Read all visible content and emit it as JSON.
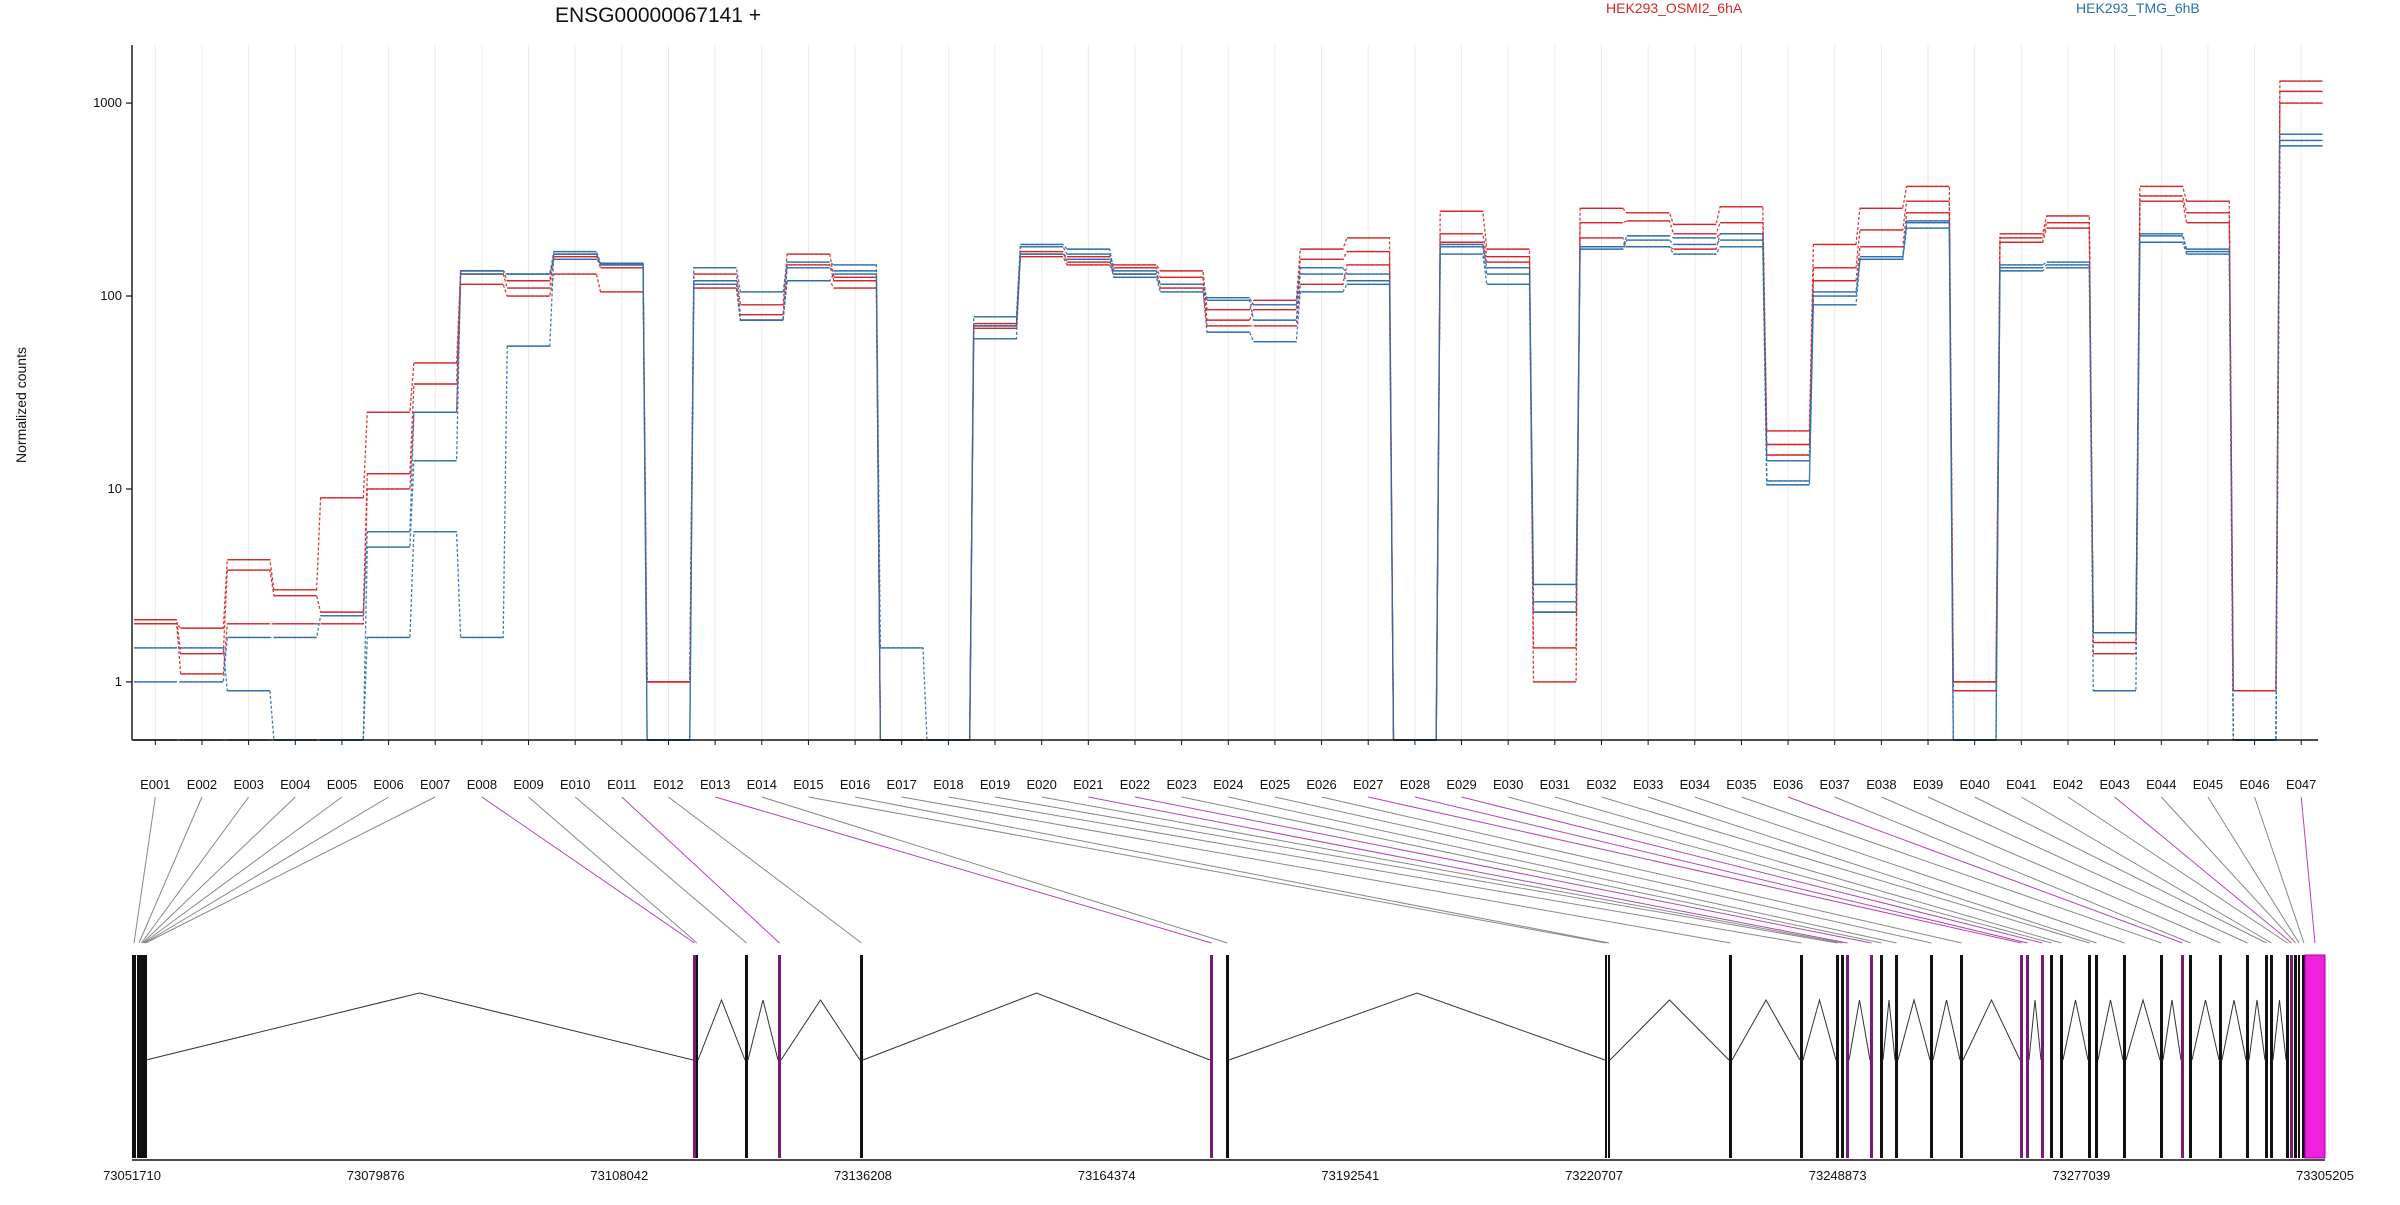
{
  "chart_data": {
    "type": "line",
    "title": "ENSG00000067141 +",
    "ylabel": "Normalized counts",
    "xlabel": "",
    "y_scale": "log",
    "ylim": [
      0.5,
      2000
    ],
    "y_ticks": [
      1,
      10,
      100,
      1000
    ],
    "y_tick_labels": [
      "1",
      "10",
      "100",
      "1000"
    ],
    "grid": "vertical faint lines at exon bins",
    "legend_position": "top",
    "categories": [
      "E001",
      "E002",
      "E003",
      "E004",
      "E005",
      "E006",
      "E007",
      "E008",
      "E009",
      "E010",
      "E011",
      "E012",
      "E013",
      "E014",
      "E015",
      "E016",
      "E017",
      "E018",
      "E019",
      "E020",
      "E021",
      "E022",
      "E023",
      "E024",
      "E025",
      "E026",
      "E027",
      "E028",
      "E029",
      "E030",
      "E031",
      "E032",
      "E033",
      "E034",
      "E035",
      "E036",
      "E037",
      "E038",
      "E039",
      "E040",
      "E041",
      "E042",
      "E043",
      "E044",
      "E045",
      "E046",
      "E047"
    ],
    "series": [
      {
        "name": "HEK293_OSMI2_6hA",
        "color": "#d62728",
        "dash": "dashed",
        "values": [
          2.0,
          1.9,
          4.3,
          3.0,
          9.0,
          25,
          45,
          135,
          120,
          165,
          145,
          1.0,
          130,
          90,
          165,
          125,
          0.5,
          0.5,
          72,
          165,
          160,
          145,
          135,
          85,
          95,
          175,
          200,
          0.5,
          275,
          175,
          1.0,
          285,
          270,
          235,
          290,
          20,
          185,
          285,
          370,
          1.0,
          210,
          260,
          1.8,
          370,
          310,
          0.9,
          1300
        ]
      },
      {
        "name": "HEK293_OSMI2_6hA",
        "color": "#d62728",
        "dash": "dashed",
        "values": [
          2.1,
          1.4,
          3.8,
          2.8,
          2.3,
          12,
          35,
          130,
          110,
          160,
          140,
          1.0,
          120,
          80,
          145,
          120,
          0.5,
          0.5,
          70,
          170,
          150,
          140,
          125,
          75,
          85,
          155,
          170,
          0.5,
          210,
          160,
          2.3,
          240,
          245,
          210,
          240,
          17,
          140,
          220,
          310,
          1.0,
          200,
          240,
          1.6,
          330,
          270,
          0.9,
          1150
        ]
      },
      {
        "name": "HEK293_OSMI2_6hA",
        "color": "#d62728",
        "dash": "dashed",
        "values": [
          2.0,
          1.1,
          2.0,
          2.0,
          2.0,
          10,
          25,
          115,
          100,
          130,
          105,
          1.0,
          110,
          75,
          120,
          110,
          0.5,
          0.5,
          68,
          160,
          145,
          130,
          110,
          70,
          70,
          115,
          145,
          0.5,
          190,
          150,
          1.5,
          200,
          180,
          175,
          210,
          15,
          120,
          180,
          270,
          0.9,
          190,
          225,
          1.4,
          310,
          240,
          0.9,
          1000
        ]
      },
      {
        "name": "HEK293_TMG_6hB",
        "color": "#2c6fac",
        "dash": "dashed",
        "values": [
          1.0,
          1.0,
          1.7,
          1.7,
          2.2,
          6.0,
          25,
          135,
          130,
          170,
          148,
          0.5,
          140,
          105,
          150,
          145,
          1.5,
          0.5,
          78,
          185,
          175,
          135,
          115,
          98,
          90,
          140,
          130,
          0.5,
          185,
          140,
          3.2,
          180,
          205,
          200,
          210,
          14,
          105,
          160,
          245,
          0.5,
          145,
          150,
          1.8,
          210,
          175,
          0.5,
          690
        ]
      },
      {
        "name": "HEK293_TMG_6hB",
        "color": "#2c6fac",
        "dash": "dashed",
        "values": [
          1.5,
          1.5,
          0.9,
          0.5,
          0.5,
          5.0,
          14,
          130,
          130,
          155,
          148,
          0.5,
          120,
          75,
          140,
          135,
          0.5,
          0.5,
          70,
          180,
          165,
          130,
          115,
          95,
          75,
          130,
          120,
          0.5,
          180,
          130,
          2.6,
          175,
          195,
          185,
          195,
          11,
          100,
          155,
          240,
          0.5,
          140,
          145,
          1.8,
          205,
          170,
          0.5,
          640
        ]
      },
      {
        "name": "HEK293_TMG_6hB",
        "color": "#2c6fac",
        "dash": "dashed",
        "values": [
          0.5,
          0.5,
          0.5,
          0.5,
          0.5,
          1.7,
          6.0,
          1.7,
          55,
          165,
          145,
          0.5,
          115,
          75,
          120,
          130,
          0.5,
          0.5,
          60,
          165,
          155,
          125,
          105,
          65,
          58,
          105,
          115,
          0.5,
          165,
          115,
          2.3,
          180,
          180,
          165,
          180,
          10.5,
          90,
          155,
          225,
          0.5,
          135,
          140,
          0.9,
          190,
          165,
          0.5,
          600
        ]
      }
    ],
    "genomic_axis": {
      "tick_labels": [
        "73051710",
        "73079876",
        "73108042",
        "73136208",
        "73164374",
        "73192541",
        "73220707",
        "73248873",
        "73277039",
        "73305205"
      ],
      "start": 73051710,
      "end": 73305205
    },
    "exon_highlight": [
      "E008",
      "E011",
      "E013",
      "E021",
      "E022",
      "E027",
      "E028",
      "E029",
      "E036",
      "E043",
      "E047"
    ]
  }
}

**REQUIRED WORK:**
None of the pictures should be copied, but every record above must be restated in full.

**TASK ANSWER:**
Read all visible content and emit it as JSON.
{
  "chart_data": {
    "type": "line",
    "title": "ENSG00000067141 +",
    "ylabel": "Normalized counts",
    "xlabel": "",
    "y_scale": "log",
    "ylim": [
      0.5,
      2000
    ],
    "y_ticks": [
      1,
      10,
      100,
      1000
    ],
    "y_tick_labels": [
      "1",
      "10",
      "100",
      "1000"
    ],
    "grid": "vertical faint lines at exon bins",
    "legend_position": "top",
    "categories": [
      "E001",
      "E002",
      "E003",
      "E004",
      "E005",
      "E006",
      "E007",
      "E008",
      "E009",
      "E010",
      "E011",
      "E012",
      "E013",
      "E014",
      "E015",
      "E016",
      "E017",
      "E018",
      "E019",
      "E020",
      "E021",
      "E022",
      "E023",
      "E024",
      "E025",
      "E026",
      "E027",
      "E028",
      "E029",
      "E030",
      "E031",
      "E032",
      "E033",
      "E034",
      "E035",
      "E036",
      "E037",
      "E038",
      "E039",
      "E040",
      "E041",
      "E042",
      "E043",
      "E044",
      "E045",
      "E046",
      "E047"
    ],
    "series": [
      {
        "name": "HEK293_OSMI2_6hA",
        "color": "#d62728",
        "dash": "dashed",
        "values": [
          2.0,
          1.9,
          4.3,
          3.0,
          9.0,
          25,
          45,
          135,
          120,
          165,
          145,
          1.0,
          130,
          90,
          165,
          125,
          0.5,
          0.5,
          72,
          165,
          160,
          145,
          135,
          85,
          95,
          175,
          200,
          0.5,
          275,
          175,
          1.0,
          285,
          270,
          235,
          290,
          20,
          185,
          285,
          370,
          1.0,
          210,
          260,
          1.8,
          370,
          310,
          0.9,
          1300
        ]
      },
      {
        "name": "HEK293_OSMI2_6hA",
        "color": "#d62728",
        "dash": "dashed",
        "values": [
          2.1,
          1.4,
          3.8,
          2.8,
          2.3,
          12,
          35,
          130,
          110,
          160,
          140,
          1.0,
          120,
          80,
          145,
          120,
          0.5,
          0.5,
          70,
          170,
          150,
          140,
          125,
          75,
          85,
          155,
          170,
          0.5,
          210,
          160,
          2.3,
          240,
          245,
          210,
          240,
          17,
          140,
          220,
          310,
          1.0,
          200,
          240,
          1.6,
          330,
          270,
          0.9,
          1150
        ]
      },
      {
        "name": "HEK293_OSMI2_6hA",
        "color": "#d62728",
        "dash": "dashed",
        "values": [
          2.0,
          1.1,
          2.0,
          2.0,
          2.0,
          10,
          25,
          115,
          100,
          130,
          105,
          1.0,
          110,
          75,
          120,
          110,
          0.5,
          0.5,
          68,
          160,
          145,
          130,
          110,
          70,
          70,
          115,
          145,
          0.5,
          190,
          150,
          1.5,
          200,
          180,
          175,
          210,
          15,
          120,
          180,
          270,
          0.9,
          190,
          225,
          1.4,
          310,
          240,
          0.9,
          1000
        ]
      },
      {
        "name": "HEK293_TMG_6hB",
        "color": "#2c6fac",
        "dash": "dashed",
        "values": [
          1.0,
          1.0,
          1.7,
          1.7,
          2.2,
          6.0,
          25,
          135,
          130,
          170,
          148,
          0.5,
          140,
          105,
          150,
          145,
          1.5,
          0.5,
          78,
          185,
          175,
          135,
          115,
          98,
          90,
          140,
          130,
          0.5,
          185,
          140,
          3.2,
          180,
          205,
          200,
          210,
          14,
          105,
          160,
          245,
          0.5,
          145,
          150,
          1.8,
          210,
          175,
          0.5,
          690
        ]
      },
      {
        "name": "HEK293_TMG_6hB",
        "color": "#2c6fac",
        "dash": "dashed",
        "values": [
          1.5,
          1.5,
          0.9,
          0.5,
          0.5,
          5.0,
          14,
          130,
          130,
          155,
          148,
          0.5,
          120,
          75,
          140,
          135,
          0.5,
          0.5,
          70,
          180,
          165,
          130,
          115,
          95,
          75,
          130,
          120,
          0.5,
          180,
          130,
          2.6,
          175,
          195,
          185,
          195,
          11,
          100,
          155,
          240,
          0.5,
          140,
          145,
          1.8,
          205,
          170,
          0.5,
          640
        ]
      },
      {
        "name": "HEK293_TMG_6hB",
        "color": "#2c6fac",
        "dash": "dashed",
        "values": [
          0.5,
          0.5,
          0.5,
          0.5,
          0.5,
          1.7,
          6.0,
          1.7,
          55,
          165,
          145,
          0.5,
          115,
          75,
          120,
          130,
          0.5,
          0.5,
          60,
          165,
          155,
          125,
          105,
          65,
          58,
          105,
          115,
          0.5,
          165,
          115,
          2.3,
          180,
          180,
          165,
          180,
          10.5,
          90,
          155,
          225,
          0.5,
          135,
          140,
          0.9,
          190,
          165,
          0.5,
          600
        ]
      }
    ],
    "genomic_axis": {
      "tick_labels": [
        "73051710",
        "73079876",
        "73108042",
        "73136208",
        "73164374",
        "73192541",
        "73220707",
        "73248873",
        "73277039",
        "73305205"
      ],
      "start": 73051710,
      "end": 73305205
    },
    "exon_highlight": [
      "E008",
      "E011",
      "E013",
      "E021",
      "E022",
      "E027",
      "E028",
      "E029",
      "E036",
      "E043",
      "E047"
    ]
  }
}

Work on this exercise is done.